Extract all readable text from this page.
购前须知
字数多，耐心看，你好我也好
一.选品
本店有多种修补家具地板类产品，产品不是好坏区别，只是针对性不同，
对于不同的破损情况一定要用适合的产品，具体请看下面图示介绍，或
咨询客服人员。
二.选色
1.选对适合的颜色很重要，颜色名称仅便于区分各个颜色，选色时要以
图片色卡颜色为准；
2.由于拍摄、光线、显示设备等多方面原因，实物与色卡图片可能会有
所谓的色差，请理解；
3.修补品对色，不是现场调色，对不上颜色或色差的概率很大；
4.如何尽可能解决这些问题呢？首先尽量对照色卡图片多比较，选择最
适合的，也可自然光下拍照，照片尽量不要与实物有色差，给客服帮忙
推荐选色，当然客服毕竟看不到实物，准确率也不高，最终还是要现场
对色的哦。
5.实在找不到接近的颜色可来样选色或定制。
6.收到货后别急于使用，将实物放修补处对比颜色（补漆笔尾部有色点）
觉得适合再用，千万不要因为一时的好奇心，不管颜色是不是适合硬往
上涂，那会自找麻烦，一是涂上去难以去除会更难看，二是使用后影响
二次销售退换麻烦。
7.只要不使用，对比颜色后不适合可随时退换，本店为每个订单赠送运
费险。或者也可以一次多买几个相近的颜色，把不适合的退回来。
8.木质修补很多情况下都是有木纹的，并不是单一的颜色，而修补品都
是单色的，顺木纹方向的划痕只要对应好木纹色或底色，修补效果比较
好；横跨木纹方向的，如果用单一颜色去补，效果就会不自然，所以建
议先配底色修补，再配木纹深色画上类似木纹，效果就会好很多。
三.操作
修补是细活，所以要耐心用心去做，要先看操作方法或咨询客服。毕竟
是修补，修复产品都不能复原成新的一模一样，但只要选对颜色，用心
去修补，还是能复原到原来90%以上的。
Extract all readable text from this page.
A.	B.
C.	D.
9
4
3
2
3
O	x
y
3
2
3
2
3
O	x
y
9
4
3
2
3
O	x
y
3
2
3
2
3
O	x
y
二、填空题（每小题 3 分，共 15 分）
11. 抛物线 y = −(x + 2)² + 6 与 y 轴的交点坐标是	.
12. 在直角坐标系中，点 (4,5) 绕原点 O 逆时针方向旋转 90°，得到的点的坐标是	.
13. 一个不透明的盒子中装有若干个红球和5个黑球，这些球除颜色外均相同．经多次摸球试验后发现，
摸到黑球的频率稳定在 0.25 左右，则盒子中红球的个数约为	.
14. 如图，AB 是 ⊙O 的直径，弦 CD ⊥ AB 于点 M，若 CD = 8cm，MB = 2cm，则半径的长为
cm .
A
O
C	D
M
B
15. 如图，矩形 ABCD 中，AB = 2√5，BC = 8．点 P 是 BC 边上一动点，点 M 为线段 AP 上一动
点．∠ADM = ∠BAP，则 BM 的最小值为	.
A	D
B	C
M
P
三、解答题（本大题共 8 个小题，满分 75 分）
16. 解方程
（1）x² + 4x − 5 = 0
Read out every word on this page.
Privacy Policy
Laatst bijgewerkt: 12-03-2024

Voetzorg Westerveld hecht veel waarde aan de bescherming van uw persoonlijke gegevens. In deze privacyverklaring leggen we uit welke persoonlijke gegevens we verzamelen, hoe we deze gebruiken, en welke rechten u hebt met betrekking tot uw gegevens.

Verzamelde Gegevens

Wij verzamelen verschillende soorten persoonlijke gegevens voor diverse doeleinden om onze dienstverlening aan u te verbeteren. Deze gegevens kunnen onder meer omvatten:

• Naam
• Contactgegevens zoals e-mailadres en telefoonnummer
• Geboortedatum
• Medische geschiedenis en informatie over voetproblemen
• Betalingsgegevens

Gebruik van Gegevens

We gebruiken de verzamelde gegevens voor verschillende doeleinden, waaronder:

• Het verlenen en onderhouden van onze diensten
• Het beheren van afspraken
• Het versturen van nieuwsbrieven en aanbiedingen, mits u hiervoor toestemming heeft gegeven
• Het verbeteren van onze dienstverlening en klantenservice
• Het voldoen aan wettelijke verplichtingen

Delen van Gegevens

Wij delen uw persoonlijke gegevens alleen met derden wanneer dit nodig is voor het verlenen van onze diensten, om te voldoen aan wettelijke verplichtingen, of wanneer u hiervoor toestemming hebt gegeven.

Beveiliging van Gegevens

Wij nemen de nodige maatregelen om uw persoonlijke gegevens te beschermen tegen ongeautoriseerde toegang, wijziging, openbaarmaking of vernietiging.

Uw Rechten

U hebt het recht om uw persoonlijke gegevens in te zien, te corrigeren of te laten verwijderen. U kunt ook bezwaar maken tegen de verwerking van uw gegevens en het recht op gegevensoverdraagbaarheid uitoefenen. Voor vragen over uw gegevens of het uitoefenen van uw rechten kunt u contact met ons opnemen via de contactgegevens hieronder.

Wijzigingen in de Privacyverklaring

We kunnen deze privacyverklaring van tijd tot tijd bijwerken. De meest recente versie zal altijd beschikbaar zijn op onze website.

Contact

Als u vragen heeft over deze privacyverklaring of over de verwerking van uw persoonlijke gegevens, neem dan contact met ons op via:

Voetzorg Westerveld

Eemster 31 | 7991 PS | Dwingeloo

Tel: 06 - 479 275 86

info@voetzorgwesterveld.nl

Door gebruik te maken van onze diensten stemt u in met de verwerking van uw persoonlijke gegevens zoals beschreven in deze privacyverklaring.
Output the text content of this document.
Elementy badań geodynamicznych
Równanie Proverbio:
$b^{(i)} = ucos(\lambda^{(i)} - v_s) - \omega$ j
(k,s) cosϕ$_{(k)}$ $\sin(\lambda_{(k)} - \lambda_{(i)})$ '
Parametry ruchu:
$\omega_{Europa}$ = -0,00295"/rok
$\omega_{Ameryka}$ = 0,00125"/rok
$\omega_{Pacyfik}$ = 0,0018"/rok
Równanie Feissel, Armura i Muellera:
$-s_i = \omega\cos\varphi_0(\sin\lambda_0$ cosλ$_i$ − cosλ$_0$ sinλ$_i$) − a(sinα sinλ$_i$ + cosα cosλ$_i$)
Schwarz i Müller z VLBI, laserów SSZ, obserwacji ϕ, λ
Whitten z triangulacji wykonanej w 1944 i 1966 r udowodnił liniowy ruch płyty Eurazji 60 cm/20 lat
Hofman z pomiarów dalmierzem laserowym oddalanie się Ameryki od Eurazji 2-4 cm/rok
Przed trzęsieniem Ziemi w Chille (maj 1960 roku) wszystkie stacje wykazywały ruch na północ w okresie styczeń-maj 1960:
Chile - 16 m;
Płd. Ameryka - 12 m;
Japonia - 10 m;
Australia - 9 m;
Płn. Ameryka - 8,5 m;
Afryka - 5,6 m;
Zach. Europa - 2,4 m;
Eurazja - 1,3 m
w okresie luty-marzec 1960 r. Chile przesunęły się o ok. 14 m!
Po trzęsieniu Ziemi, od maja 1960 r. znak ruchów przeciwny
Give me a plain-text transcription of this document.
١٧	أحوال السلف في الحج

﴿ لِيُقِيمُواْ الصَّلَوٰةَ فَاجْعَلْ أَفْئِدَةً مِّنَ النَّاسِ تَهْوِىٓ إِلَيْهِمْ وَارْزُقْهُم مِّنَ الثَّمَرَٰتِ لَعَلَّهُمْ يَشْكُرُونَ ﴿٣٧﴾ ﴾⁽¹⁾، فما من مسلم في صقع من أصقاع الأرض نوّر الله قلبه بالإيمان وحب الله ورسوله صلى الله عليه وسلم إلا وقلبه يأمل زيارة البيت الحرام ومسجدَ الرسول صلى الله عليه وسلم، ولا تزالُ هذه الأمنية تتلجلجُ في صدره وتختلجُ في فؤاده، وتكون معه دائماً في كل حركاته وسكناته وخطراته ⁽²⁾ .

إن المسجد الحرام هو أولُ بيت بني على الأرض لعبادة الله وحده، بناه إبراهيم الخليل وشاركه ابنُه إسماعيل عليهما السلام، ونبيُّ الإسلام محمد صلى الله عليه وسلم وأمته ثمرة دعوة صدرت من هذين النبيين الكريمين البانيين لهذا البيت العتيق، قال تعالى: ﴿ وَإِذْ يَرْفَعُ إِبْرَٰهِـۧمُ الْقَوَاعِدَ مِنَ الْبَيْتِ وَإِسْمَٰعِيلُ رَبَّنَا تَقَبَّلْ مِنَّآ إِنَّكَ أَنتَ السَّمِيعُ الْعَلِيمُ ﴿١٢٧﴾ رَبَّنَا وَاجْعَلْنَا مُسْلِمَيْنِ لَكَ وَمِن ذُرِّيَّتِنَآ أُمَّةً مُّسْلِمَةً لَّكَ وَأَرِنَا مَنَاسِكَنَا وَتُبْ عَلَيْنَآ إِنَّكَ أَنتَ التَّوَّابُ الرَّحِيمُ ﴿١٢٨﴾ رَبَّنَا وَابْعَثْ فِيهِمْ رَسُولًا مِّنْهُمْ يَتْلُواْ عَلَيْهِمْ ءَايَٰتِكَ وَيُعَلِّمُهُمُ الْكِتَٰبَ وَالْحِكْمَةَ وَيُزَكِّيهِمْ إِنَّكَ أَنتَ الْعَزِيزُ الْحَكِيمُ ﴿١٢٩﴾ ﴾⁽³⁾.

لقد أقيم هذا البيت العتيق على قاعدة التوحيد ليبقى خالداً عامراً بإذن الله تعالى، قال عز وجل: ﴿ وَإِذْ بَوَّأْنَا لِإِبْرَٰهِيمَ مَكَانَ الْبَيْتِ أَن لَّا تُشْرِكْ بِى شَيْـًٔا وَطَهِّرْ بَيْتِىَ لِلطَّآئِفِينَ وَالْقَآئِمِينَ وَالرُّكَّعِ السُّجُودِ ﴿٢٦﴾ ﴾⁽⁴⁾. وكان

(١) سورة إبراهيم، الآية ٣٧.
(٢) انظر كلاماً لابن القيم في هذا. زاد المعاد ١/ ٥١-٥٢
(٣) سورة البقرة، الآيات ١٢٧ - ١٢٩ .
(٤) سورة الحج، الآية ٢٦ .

● SET TASK
Select the lines that carry the string "Ziemi" and copy them.

● EXPECTED ANSWER
Przed trzęsieniem Ziemi w Chille (maj 1960 roku) wszystkie stacje wykazywały ruch na północ w okresie styczeń-maj 1960:
Po trzęsieniu Ziemi, od maja 1960 r. znak ruchów przeciwny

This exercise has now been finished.